### Instruction
How many of the lines below contain "Ratio"? Answer with that number alone.

------------------------------------------------------------------------

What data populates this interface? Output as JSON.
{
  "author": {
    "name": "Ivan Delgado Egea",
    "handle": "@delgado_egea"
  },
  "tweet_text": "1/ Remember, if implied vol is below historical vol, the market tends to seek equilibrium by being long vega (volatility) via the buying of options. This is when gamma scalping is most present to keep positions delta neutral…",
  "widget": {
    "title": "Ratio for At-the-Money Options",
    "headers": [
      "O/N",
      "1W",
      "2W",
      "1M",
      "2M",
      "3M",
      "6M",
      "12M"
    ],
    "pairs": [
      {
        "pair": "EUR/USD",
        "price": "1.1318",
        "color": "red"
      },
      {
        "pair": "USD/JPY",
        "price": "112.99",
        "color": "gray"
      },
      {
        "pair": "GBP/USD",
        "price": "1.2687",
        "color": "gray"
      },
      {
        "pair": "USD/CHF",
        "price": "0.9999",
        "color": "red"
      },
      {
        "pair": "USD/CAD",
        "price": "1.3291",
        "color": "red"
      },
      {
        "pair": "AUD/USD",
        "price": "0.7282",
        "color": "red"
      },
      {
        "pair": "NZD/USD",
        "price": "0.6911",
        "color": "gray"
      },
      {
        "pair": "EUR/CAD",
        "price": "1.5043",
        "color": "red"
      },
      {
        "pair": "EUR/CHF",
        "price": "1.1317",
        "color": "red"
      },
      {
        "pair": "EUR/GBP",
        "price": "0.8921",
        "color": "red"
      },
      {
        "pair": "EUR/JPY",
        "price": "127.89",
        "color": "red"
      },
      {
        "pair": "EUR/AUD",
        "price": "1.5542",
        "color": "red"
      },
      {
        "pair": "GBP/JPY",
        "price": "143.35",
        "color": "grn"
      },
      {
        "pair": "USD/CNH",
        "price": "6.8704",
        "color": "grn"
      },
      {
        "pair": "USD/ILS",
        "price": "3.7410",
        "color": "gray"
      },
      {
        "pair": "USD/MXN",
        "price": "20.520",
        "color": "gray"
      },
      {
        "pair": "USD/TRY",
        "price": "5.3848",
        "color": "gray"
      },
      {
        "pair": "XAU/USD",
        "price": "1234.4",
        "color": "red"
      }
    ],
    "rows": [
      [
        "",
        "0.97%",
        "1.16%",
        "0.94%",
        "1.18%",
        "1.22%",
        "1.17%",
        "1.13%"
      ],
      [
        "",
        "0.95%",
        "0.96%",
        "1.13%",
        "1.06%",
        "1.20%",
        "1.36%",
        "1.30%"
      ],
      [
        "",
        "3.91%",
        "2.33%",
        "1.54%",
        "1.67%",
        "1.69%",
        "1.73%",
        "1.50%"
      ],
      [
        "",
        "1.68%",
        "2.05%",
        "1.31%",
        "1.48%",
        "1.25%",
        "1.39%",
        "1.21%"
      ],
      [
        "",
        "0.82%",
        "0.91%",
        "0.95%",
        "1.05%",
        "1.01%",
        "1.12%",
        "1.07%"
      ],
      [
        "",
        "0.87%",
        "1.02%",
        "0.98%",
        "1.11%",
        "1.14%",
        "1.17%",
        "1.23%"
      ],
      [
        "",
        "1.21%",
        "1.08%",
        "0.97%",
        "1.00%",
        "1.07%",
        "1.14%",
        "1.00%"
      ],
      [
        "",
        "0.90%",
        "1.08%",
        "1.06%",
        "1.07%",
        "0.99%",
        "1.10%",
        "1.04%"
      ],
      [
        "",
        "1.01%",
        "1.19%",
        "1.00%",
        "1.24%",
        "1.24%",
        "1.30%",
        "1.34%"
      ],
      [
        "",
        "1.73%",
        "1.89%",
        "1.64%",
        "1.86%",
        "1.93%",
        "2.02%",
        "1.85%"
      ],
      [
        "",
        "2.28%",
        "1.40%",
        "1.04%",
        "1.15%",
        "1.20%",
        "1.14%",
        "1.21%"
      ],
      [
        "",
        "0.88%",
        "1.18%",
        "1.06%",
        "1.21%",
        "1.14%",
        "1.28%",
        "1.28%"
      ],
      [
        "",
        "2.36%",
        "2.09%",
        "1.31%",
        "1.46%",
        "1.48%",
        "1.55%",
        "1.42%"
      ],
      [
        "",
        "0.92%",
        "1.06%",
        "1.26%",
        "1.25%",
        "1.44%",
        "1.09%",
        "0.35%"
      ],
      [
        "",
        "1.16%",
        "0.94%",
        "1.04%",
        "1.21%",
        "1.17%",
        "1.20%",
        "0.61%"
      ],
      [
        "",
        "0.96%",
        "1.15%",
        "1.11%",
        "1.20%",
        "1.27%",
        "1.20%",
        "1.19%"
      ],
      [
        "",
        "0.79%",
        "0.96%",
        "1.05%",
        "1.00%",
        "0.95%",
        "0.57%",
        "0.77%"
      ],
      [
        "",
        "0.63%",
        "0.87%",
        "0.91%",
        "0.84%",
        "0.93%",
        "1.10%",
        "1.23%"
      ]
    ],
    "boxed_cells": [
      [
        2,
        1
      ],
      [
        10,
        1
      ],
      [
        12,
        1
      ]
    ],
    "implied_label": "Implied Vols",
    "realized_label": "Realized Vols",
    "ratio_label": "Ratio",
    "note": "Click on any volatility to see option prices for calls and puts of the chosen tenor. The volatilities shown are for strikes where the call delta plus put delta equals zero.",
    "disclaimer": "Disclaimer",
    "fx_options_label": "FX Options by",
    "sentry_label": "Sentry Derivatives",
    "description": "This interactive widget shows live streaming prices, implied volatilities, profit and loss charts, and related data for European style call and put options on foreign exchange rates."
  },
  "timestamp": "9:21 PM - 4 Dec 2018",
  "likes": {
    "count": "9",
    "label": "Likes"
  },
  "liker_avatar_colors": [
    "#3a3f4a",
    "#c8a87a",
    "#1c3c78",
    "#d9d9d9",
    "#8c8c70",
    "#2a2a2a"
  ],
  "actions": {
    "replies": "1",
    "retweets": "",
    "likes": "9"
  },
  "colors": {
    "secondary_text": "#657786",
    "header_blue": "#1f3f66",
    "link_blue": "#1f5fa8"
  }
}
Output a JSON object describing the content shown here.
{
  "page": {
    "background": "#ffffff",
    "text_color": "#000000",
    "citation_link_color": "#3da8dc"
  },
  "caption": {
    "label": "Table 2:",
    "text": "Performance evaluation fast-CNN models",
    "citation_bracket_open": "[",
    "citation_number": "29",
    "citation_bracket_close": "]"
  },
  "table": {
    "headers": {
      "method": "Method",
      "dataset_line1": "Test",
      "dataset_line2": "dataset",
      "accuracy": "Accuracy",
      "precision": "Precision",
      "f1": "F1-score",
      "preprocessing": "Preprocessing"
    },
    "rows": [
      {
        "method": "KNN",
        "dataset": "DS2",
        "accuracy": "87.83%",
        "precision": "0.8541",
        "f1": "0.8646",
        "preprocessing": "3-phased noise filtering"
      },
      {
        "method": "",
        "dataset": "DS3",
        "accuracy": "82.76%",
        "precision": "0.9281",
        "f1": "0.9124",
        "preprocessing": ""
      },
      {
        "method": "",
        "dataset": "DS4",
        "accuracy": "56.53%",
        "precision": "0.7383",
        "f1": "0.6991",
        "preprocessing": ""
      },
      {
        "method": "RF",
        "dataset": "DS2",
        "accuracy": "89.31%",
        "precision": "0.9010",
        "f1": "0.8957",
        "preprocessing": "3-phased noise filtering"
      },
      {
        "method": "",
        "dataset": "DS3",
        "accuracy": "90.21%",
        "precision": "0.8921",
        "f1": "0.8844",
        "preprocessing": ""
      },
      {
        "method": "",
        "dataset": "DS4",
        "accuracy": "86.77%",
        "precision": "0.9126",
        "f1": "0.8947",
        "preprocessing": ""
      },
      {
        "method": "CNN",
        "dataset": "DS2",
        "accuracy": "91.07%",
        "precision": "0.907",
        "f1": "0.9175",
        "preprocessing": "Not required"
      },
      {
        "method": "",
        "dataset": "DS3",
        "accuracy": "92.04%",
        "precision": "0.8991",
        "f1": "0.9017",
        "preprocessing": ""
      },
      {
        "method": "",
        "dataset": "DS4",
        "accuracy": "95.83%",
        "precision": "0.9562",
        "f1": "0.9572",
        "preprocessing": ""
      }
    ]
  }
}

------------------------------------------------------------------------

### Right answer
2